Written exercise:
Copy each line of the material below that includes the string "Bragiel".

******************************

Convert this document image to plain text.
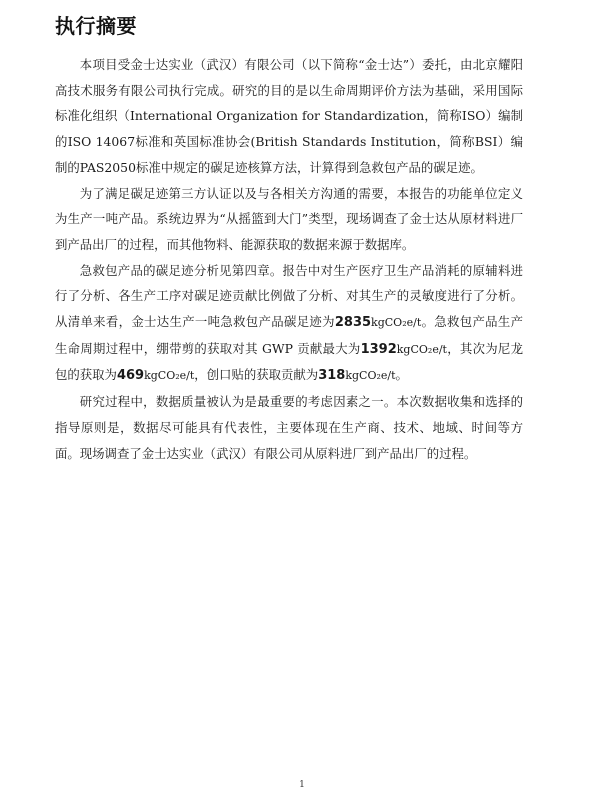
执行摘要

本项目受金士达实业（武汉）有限公司（以下简称“金士达”）委托，由北京耀阳高技术服务有限公司执行完成。研究的目的是以生命周期评价方法为基础，采用国际标准化组织（International Organization for Standardization，简称ISO）编制的ISO 14067标准和英国标准协会(British Standards Institution，简称BSI）编制的PAS2050标准中规定的碳足迹核算方法，计算得到急救包产品的碳足迹。

为了满足碳足迹第三方认证以及与各相关方沟通的需要，本报告的功能单位定义为生产一吨产品。系统边界为“从摇篮到大门”类型，现场调查了金士达从原材料进厂到产品出厂的过程，而其他物料、能源获取的数据来源于数据库。

急救包产品的碳足迹分析见第四章。报告中对生产医疗卫生产品消耗的原辅料进行了分析、各生产工序对碳足迹贡献比例做了分析、对其生产的灵敏度进行了分析。从清单来看，金士达生产一吨急救包产品碳足迹为2835kgCO₂e/t。急救包产品生产生命周期过程中，绷带剪的获取对其 GWP 贡献最大为1392kgCO₂e/t，其次为尼龙包的获取为469kgCO₂e/t，创口贴的获取贡献为318kgCO₂e/t。

研究过程中，数据质量被认为是最重要的考虑因素之一。本次数据收集和选择的指导原则是，数据尽可能具有代表性，主要体现在生产商、技术、地域、时间等方面。现场调查了金士达实业（武汉）有限公司从原料进厂到产品出厂的过程。

1
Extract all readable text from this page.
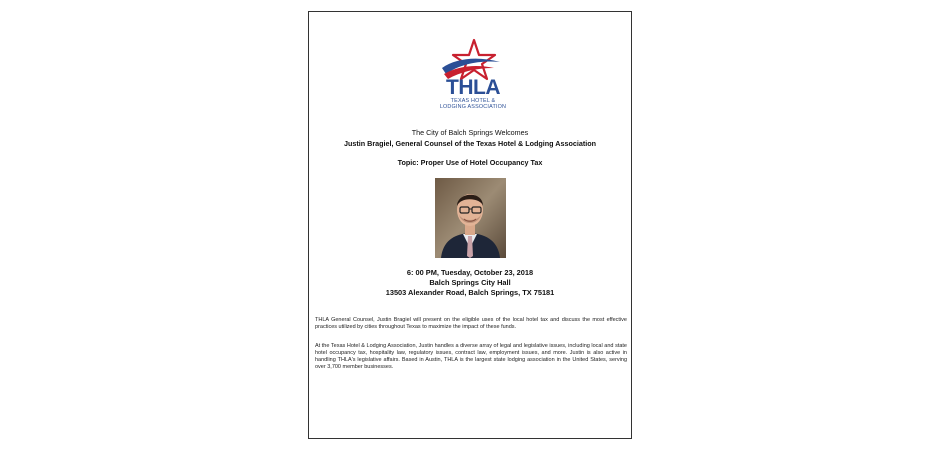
THLA
TEXAS HOTEL &
LODGING ASSOCIATION
The City of Balch Springs Welcomes
Justin Bragiel, General Counsel of the Texas Hotel & Lodging Association
Topic: Proper Use of Hotel Occupancy Tax
6: 00 PM, Tuesday, October 23, 2018
Balch Springs City Hall
13503 Alexander Road, Balch Springs, TX 75181
THLA General Counsel, Justin Bragiel will present on the eligible uses of the local hotel tax and discuss the most effective practices utilized by cities throughout Texas to maximize the impact of these funds.
At the Texas Hotel & Lodging Association, Justin handles a diverse array of legal and legislative issues, including local and state hotel occupancy tax, hospitality law, regulatory issues, contract law, employment issues, and more. Justin is also active in handling THLA's legislative affairs. Based in Austin, THLA is the largest state lodging association in the United States, serving over 3,700 member businesses.
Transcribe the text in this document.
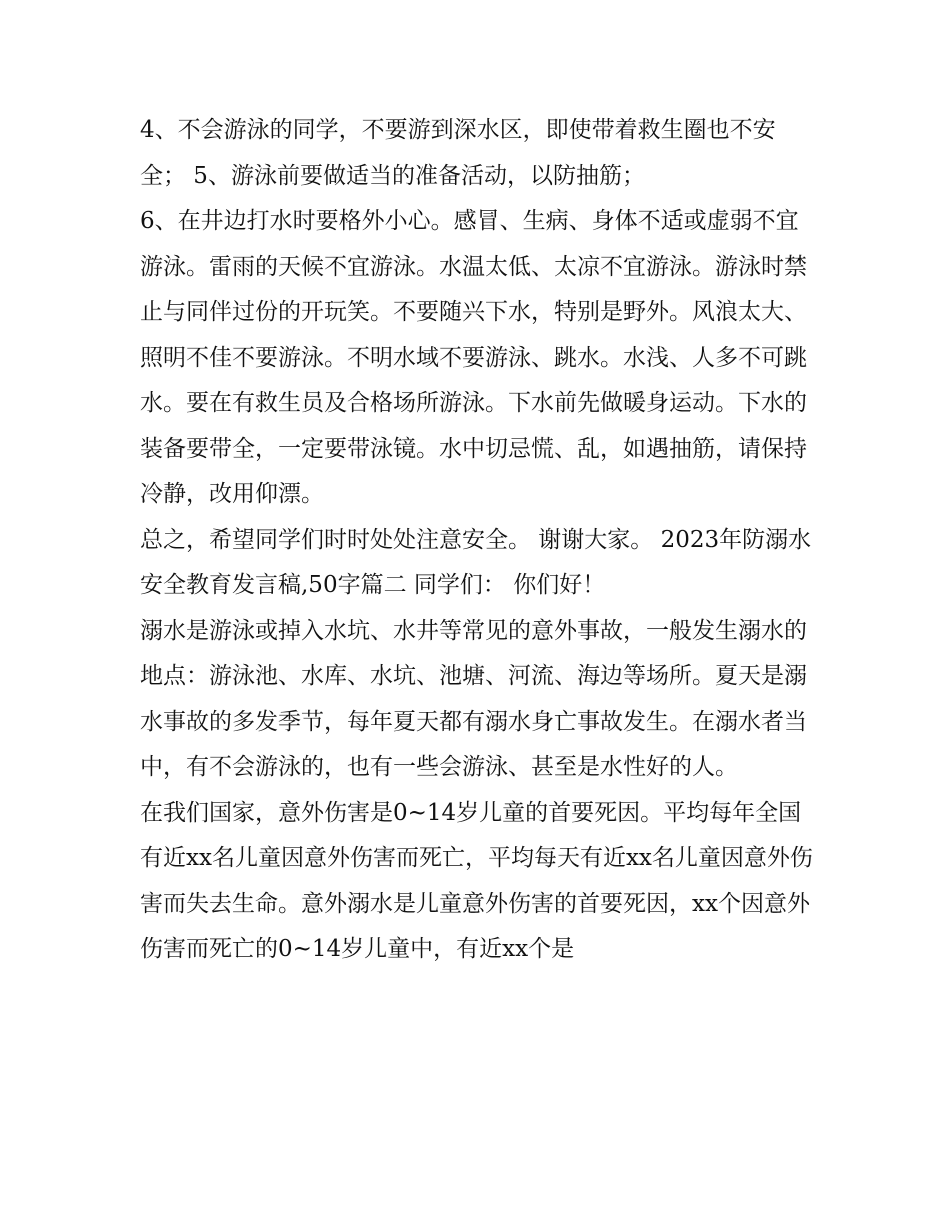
4、不会游泳的同学，不要游到深水区，即使带着救生圈也不安全； 5、游泳前要做适当的准备活动，以防抽筋；

6、在井边打水时要格外小心。感冒、生病、身体不适或虚弱不宜游泳。雷雨的天候不宜游泳。水温太低、太凉不宜游泳。游泳时禁止与同伴过份的开玩笑。不要随兴下水，特别是野外。风浪太大、照明不佳不要游泳。不明水域不要游泳、跳水。水浅、人多不可跳水。要在有救生员及合格场所游泳。下水前先做暖身运动。下水的装备要带全，一定要带泳镜。水中切忌慌、乱，如遇抽筋，请保持冷静，改用仰漂。

总之，希望同学们时时处处注意安全。 谢谢大家。 2023年防溺水安全教育发言稿,50字篇二 同学们： 你们好！

溺水是游泳或掉入水坑、水井等常见的意外事故，一般发生溺水的地点：游泳池、水库、水坑、池塘、河流、海边等场所。夏天是溺水事故的多发季节，每年夏天都有溺水身亡事故发生。在溺水者当中，有不会游泳的，也有一些会游泳、甚至是水性好的人。

在我们国家，意外伤害是0~14岁儿童的首要死因。平均每年全国有近xx名儿童因意外伤害而死亡，平均每天有近xx名儿童因意外伤害而失去生命。意外溺水是儿童意外伤害的首要死因，xx个因意外伤害而死亡的0~14岁儿童中，有近xx个是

******************************

Full response:
Justin Bragiel, General Counsel of the Texas Hotel & Lodging Association
THLA General Counsel, Justin Bragiel will present on the eligible uses of the local hotel tax and discuss the most effective practices utilized by cities throughout Texas to maximize the impact of these funds.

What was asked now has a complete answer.